_DIRECTIVE_. Show each line of the data below that has the string "this" in it.

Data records
Start
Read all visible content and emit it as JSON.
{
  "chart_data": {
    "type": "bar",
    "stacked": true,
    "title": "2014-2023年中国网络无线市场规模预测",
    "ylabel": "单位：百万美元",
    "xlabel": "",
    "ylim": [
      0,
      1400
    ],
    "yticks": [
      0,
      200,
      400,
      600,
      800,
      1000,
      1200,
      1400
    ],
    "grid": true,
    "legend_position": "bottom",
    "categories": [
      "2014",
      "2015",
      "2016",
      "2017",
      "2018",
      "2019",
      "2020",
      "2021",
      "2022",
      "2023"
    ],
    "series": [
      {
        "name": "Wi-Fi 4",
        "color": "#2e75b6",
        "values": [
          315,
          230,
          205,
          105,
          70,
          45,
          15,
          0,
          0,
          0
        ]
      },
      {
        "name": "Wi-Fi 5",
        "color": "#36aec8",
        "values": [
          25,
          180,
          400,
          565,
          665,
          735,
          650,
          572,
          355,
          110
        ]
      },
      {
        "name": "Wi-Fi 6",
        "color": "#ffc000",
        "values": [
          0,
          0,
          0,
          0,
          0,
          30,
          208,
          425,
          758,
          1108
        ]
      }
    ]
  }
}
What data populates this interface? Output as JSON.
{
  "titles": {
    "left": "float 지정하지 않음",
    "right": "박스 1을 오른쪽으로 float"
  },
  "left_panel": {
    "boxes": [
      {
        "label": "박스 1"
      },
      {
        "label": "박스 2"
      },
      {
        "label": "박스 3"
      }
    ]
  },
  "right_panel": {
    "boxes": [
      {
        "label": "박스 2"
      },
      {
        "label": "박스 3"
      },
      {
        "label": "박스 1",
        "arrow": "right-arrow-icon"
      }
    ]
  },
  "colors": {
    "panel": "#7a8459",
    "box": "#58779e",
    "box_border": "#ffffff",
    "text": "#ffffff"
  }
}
End
Start
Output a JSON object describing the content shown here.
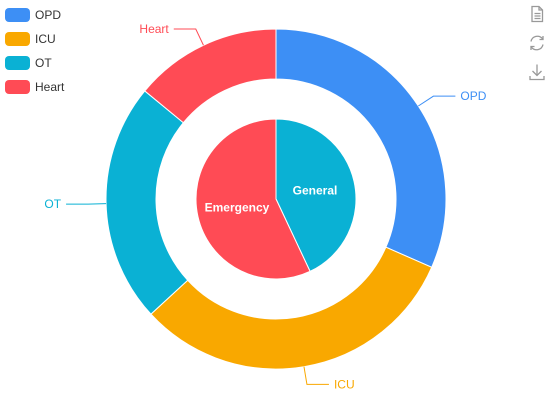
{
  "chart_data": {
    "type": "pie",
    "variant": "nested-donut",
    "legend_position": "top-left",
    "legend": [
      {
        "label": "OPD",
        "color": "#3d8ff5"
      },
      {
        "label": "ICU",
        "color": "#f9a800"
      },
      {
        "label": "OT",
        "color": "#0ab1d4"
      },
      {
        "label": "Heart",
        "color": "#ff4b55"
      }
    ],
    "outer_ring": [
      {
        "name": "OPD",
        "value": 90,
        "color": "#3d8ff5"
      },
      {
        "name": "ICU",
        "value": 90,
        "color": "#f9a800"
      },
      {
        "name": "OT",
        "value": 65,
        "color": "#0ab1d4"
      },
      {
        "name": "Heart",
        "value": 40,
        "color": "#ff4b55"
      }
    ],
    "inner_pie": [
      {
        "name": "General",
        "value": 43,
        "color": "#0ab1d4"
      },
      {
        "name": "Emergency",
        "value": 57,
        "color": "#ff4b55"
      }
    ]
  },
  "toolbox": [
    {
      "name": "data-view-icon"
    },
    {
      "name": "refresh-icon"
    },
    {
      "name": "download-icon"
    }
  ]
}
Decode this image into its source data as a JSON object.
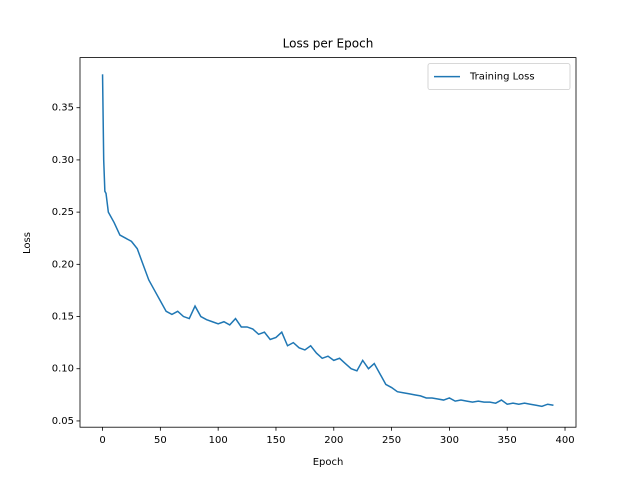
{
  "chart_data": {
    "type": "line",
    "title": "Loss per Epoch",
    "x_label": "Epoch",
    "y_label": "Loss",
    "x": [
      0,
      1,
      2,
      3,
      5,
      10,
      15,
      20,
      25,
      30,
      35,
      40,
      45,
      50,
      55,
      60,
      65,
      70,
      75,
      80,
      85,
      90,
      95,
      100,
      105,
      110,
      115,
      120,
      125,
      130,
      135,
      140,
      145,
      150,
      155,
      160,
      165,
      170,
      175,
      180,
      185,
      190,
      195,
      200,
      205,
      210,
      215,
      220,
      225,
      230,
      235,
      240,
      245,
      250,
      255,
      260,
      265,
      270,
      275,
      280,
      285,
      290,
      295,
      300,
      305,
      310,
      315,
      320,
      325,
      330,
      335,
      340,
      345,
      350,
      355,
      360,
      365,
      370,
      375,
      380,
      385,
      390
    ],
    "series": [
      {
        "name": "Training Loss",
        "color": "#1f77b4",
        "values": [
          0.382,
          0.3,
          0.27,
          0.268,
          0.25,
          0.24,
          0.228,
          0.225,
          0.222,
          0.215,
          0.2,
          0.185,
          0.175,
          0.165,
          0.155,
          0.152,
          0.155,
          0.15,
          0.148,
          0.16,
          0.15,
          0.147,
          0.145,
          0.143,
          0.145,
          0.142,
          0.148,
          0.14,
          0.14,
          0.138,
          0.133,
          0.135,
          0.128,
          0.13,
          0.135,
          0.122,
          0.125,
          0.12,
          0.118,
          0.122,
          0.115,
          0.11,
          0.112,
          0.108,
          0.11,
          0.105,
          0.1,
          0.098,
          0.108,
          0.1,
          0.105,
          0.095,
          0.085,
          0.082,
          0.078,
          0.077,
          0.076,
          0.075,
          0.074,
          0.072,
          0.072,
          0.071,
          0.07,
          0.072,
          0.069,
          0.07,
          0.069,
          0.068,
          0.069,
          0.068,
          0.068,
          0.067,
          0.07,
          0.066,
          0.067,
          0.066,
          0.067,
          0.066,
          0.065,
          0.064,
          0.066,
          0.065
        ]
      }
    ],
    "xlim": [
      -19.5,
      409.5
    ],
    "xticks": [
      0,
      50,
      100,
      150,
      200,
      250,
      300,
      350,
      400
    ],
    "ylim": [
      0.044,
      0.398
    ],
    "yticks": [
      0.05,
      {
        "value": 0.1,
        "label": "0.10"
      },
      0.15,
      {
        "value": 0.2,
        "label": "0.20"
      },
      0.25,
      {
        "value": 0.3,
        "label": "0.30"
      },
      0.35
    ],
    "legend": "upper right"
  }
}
End
_OUTPUT OF THE TASK_.
What data populates this interface? Output as JSON.
Decode this image into its source data as a JSON object.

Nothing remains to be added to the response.